- [Work instructions] Using the records provided below, locate and copy each line that contains the word "налогового".

[begin Data provided]

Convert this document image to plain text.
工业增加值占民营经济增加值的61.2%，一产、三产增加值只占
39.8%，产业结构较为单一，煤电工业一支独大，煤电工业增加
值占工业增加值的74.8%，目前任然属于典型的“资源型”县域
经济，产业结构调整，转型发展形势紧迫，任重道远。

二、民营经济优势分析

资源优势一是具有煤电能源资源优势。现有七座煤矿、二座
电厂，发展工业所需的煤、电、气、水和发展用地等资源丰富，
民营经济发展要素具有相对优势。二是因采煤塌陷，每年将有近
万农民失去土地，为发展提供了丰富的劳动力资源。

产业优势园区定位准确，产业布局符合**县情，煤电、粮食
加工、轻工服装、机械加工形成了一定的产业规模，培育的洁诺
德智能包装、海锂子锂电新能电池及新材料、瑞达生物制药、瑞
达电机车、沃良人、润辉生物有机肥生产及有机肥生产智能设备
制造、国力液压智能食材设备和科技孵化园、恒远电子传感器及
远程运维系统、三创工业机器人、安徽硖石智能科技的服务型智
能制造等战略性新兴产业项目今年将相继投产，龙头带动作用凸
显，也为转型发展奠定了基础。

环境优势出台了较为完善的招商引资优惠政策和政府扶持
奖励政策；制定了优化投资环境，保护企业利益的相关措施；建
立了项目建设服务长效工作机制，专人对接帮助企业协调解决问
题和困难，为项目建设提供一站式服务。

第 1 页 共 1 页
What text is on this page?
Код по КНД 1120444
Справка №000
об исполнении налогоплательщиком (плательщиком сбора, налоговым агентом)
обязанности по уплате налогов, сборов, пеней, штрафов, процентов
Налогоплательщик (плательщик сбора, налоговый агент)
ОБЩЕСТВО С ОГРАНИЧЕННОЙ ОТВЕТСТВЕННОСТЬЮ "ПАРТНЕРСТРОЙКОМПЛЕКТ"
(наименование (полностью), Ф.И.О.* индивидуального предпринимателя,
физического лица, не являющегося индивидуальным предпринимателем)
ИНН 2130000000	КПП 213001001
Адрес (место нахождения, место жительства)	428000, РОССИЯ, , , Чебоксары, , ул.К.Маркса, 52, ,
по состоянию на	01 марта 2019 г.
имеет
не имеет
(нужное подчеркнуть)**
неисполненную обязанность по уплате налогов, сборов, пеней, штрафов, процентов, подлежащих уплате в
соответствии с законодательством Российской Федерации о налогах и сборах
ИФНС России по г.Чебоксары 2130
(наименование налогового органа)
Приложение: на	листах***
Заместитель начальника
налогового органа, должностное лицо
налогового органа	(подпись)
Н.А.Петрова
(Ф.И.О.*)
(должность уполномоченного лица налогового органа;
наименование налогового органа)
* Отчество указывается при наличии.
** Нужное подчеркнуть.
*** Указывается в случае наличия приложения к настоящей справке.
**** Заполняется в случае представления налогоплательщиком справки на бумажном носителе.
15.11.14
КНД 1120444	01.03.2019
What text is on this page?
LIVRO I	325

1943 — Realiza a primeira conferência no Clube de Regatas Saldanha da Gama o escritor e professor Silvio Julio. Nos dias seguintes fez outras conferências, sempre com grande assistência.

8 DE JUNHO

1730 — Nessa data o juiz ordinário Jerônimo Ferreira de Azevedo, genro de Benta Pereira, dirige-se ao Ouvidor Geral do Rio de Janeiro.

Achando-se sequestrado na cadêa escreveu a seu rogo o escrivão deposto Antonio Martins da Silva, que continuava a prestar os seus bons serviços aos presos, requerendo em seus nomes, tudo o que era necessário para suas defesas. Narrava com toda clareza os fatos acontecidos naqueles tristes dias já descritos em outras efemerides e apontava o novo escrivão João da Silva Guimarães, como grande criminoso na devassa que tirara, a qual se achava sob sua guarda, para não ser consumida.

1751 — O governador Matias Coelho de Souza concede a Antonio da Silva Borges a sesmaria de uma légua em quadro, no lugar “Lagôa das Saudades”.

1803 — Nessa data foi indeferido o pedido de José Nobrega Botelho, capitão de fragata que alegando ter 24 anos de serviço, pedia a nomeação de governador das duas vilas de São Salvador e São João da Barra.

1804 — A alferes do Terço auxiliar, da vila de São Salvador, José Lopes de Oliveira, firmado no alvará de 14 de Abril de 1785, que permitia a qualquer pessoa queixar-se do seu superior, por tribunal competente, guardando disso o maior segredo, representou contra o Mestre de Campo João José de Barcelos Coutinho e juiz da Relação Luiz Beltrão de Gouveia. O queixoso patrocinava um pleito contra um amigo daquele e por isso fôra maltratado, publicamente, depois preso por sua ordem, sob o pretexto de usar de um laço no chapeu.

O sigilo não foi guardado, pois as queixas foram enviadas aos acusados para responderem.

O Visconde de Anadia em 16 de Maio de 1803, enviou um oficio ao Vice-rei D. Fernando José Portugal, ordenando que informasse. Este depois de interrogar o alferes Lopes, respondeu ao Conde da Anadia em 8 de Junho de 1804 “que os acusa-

[end Data provided]

- [Answer]
(наименование налогового органа)
налогового органа, должностное лицо
налогового органа	(подпись)
(должность уполномоченного лица налогового органа;
наименование налогового органа)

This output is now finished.